(Collected data)

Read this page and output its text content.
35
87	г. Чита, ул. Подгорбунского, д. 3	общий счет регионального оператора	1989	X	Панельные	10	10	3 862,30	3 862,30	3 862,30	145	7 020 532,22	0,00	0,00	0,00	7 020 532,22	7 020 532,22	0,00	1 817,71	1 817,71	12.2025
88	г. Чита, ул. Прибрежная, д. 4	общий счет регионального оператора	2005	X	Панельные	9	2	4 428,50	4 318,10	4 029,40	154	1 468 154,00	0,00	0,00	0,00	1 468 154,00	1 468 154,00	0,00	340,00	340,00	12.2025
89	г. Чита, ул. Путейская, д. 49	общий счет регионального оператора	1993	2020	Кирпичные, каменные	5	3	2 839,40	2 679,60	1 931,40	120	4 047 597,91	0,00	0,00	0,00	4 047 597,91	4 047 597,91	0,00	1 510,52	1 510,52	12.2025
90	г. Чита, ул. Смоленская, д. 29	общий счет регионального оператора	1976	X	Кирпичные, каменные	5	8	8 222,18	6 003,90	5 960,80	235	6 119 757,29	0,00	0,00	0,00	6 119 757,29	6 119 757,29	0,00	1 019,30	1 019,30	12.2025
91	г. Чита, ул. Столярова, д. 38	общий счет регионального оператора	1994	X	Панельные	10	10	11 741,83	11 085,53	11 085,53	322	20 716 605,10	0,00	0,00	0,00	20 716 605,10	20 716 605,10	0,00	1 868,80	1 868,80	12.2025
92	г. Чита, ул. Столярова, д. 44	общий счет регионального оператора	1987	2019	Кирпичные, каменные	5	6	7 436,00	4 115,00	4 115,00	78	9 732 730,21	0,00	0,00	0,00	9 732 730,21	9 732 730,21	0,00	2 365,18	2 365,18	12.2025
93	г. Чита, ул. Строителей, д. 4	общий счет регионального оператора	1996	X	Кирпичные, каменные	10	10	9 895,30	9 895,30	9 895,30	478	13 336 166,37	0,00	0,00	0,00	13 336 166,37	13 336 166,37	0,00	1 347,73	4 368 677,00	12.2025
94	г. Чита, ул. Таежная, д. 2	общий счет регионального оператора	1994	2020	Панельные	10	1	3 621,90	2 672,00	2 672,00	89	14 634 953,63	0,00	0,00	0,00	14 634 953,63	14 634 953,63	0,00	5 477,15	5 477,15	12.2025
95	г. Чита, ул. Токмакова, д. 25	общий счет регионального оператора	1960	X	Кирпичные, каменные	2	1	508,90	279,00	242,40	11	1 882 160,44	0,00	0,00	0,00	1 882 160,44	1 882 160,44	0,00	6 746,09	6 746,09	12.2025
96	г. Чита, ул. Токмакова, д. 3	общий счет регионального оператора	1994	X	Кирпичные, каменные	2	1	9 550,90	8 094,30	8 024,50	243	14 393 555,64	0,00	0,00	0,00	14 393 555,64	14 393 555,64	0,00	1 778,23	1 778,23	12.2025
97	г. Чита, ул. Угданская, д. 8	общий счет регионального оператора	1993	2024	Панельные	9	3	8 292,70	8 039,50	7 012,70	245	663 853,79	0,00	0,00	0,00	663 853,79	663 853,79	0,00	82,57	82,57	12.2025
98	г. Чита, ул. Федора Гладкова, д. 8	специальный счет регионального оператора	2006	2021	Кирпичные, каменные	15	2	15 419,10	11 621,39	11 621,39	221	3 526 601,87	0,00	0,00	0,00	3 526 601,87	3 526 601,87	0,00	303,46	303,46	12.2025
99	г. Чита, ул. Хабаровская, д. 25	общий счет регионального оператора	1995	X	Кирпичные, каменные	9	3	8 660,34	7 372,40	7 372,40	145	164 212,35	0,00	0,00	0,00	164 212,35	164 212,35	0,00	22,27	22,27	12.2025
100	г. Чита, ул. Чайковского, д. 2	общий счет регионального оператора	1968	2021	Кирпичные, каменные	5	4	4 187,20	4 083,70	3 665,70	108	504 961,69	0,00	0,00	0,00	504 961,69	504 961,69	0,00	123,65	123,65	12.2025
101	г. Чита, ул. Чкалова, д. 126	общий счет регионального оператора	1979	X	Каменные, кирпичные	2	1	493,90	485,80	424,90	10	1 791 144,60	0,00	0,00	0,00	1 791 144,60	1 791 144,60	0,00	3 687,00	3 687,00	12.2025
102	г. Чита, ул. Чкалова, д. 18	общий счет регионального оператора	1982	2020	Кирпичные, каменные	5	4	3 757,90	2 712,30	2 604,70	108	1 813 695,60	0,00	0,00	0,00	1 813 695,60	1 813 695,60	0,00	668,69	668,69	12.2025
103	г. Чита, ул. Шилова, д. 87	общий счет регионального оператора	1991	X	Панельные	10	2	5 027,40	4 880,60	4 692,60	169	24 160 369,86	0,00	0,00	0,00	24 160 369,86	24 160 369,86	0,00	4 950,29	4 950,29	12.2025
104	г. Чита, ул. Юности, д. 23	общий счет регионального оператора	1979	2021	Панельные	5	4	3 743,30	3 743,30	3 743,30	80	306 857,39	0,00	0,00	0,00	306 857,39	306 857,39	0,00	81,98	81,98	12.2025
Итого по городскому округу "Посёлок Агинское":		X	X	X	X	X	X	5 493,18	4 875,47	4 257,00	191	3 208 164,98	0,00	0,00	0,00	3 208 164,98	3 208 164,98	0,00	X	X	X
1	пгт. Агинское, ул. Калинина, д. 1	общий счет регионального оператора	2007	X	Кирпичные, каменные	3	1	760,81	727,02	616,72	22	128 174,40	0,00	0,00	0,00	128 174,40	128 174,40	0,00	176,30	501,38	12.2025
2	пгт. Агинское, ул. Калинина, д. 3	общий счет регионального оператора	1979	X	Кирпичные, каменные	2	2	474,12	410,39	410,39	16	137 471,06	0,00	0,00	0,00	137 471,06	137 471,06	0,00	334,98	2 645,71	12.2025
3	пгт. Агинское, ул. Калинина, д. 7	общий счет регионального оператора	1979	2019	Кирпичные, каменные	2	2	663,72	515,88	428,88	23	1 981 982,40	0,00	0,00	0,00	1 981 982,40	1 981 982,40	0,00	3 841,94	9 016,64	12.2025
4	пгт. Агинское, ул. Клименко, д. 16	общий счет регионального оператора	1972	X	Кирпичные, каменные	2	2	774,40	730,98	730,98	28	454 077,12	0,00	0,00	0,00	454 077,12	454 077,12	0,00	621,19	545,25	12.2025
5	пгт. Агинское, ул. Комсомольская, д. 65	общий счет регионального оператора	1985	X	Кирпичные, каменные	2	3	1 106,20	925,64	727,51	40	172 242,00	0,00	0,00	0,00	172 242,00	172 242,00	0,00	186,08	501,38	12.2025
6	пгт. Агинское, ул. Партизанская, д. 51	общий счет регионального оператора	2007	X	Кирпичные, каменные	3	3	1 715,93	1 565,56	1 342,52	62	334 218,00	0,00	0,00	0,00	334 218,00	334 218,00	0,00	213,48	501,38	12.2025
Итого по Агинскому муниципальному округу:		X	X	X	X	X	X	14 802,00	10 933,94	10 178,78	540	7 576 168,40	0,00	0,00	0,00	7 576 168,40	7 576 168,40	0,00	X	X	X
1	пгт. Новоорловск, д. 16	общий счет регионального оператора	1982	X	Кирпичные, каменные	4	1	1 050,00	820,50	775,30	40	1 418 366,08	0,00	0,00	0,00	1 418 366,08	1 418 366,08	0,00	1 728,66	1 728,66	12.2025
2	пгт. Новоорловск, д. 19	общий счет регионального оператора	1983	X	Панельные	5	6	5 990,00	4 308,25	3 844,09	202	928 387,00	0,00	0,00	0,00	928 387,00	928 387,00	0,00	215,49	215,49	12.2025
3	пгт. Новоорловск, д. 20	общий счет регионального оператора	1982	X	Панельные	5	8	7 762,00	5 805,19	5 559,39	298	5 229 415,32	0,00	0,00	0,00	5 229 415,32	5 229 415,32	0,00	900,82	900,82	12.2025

(Goal) Select all lines in the listing that include the word "Калинина".

(Written response)
1	пгт. Агинское, ул. Калинина, д. 1	общий счет регионального оператора	2007	X	Кирпичные, каменные	3	1	760,81	727,02	616,72	22	128 174,40	0,00	0,00	0,00	128 174,40	128 174,40	0,00	176,30	501,38	12.2025
2	пгт. Агинское, ул. Калинина, д. 3	общий счет регионального оператора	1979	X	Кирпичные, каменные	2	2	474,12	410,39	410,39	16	137 471,06	0,00	0,00	0,00	137 471,06	137 471,06	0,00	334,98	2 645,71	12.2025
3	пгт. Агинское, ул. Калинина, д. 7	общий счет регионального оператора	1979	2019	Кирпичные, каменные	2	2	663,72	515,88	428,88	23	1 981 982,40	0,00	0,00	0,00	1 981 982,40	1 981 982,40	0,00	3 841,94	9 016,64	12.2025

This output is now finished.